** Start of LISTING **

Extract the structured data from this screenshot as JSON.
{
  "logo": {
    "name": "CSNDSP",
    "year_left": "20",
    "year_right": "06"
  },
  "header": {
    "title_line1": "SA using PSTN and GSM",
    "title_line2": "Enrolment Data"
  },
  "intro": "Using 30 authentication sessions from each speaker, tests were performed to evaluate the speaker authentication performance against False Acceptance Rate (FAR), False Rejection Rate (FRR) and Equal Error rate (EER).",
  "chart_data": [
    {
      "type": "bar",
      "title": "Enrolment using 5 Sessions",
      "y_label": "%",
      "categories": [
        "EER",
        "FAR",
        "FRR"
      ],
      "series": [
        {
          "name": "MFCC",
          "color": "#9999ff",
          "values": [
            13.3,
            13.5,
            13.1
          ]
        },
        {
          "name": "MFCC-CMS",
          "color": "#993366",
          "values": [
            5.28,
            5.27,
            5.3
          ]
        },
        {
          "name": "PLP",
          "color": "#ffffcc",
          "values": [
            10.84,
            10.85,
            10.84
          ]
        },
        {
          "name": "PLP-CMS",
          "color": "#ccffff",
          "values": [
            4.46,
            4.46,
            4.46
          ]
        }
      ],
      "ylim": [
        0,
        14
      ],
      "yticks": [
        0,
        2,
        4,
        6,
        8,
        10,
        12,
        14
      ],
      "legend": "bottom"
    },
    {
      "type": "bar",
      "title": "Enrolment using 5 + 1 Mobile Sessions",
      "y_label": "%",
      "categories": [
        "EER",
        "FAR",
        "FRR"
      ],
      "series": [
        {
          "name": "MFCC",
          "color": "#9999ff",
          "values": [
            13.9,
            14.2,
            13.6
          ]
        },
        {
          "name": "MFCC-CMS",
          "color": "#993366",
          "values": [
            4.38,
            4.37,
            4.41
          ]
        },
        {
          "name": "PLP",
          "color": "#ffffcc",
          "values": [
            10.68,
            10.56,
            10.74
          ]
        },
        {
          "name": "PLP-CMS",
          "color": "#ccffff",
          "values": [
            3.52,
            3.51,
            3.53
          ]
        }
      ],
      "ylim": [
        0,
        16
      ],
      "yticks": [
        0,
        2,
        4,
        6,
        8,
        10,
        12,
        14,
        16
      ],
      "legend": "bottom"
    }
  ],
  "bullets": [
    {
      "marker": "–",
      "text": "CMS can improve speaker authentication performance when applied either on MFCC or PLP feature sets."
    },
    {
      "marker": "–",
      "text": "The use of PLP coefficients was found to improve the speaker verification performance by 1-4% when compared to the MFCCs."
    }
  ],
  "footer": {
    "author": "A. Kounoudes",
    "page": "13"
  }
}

** End of LISTING **

◆ TASK TO CARRY OUT: Make an exact copy of the material above.

◆ EXERCISE RESPONSE:
Extract the structured data from this screenshot as JSON.
{
  "logo": {
    "name": "CSNDSP",
    "year_left": "20",
    "year_right": "06"
  },
  "header": {
    "title_line1": "SA using PSTN and GSM",
    "title_line2": "Enrolment Data"
  },
  "intro": "Using 30 authentication sessions from each speaker, tests were performed to evaluate the speaker authentication performance against False Acceptance Rate (FAR), False Rejection Rate (FRR) and Equal Error rate (EER).",
  "chart_data": [
    {
      "type": "bar",
      "title": "Enrolment using 5 Sessions",
      "y_label": "%",
      "categories": [
        "EER",
        "FAR",
        "FRR"
      ],
      "series": [
        {
          "name": "MFCC",
          "color": "#9999ff",
          "values": [
            13.3,
            13.5,
            13.1
          ]
        },
        {
          "name": "MFCC-CMS",
          "color": "#993366",
          "values": [
            5.28,
            5.27,
            5.3
          ]
        },
        {
          "name": "PLP",
          "color": "#ffffcc",
          "values": [
            10.84,
            10.85,
            10.84
          ]
        },
        {
          "name": "PLP-CMS",
          "color": "#ccffff",
          "values": [
            4.46,
            4.46,
            4.46
          ]
        }
      ],
      "ylim": [
        0,
        14
      ],
      "yticks": [
        0,
        2,
        4,
        6,
        8,
        10,
        12,
        14
      ],
      "legend": "bottom"
    },
    {
      "type": "bar",
      "title": "Enrolment using 5 + 1 Mobile Sessions",
      "y_label": "%",
      "categories": [
        "EER",
        "FAR",
        "FRR"
      ],
      "series": [
        {
          "name": "MFCC",
          "color": "#9999ff",
          "values": [
            13.9,
            14.2,
            13.6
          ]
        },
        {
          "name": "MFCC-CMS",
          "color": "#993366",
          "values": [
            4.38,
            4.37,
            4.41
          ]
        },
        {
          "name": "PLP",
          "color": "#ffffcc",
          "values": [
            10.68,
            10.56,
            10.74
          ]
        },
        {
          "name": "PLP-CMS",
          "color": "#ccffff",
          "values": [
            3.52,
            3.51,
            3.53
          ]
        }
      ],
      "ylim": [
        0,
        16
      ],
      "yticks": [
        0,
        2,
        4,
        6,
        8,
        10,
        12,
        14,
        16
      ],
      "legend": "bottom"
    }
  ],
  "bullets": [
    {
      "marker": "–",
      "text": "CMS can improve speaker authentication performance when applied either on MFCC or PLP feature sets."
    },
    {
      "marker": "–",
      "text": "The use of PLP coefficients was found to improve the speaker verification performance by 1-4% when compared to the MFCCs."
    }
  ],
  "footer": {
    "author": "A. Kounoudes",
    "page": "13"
  }
}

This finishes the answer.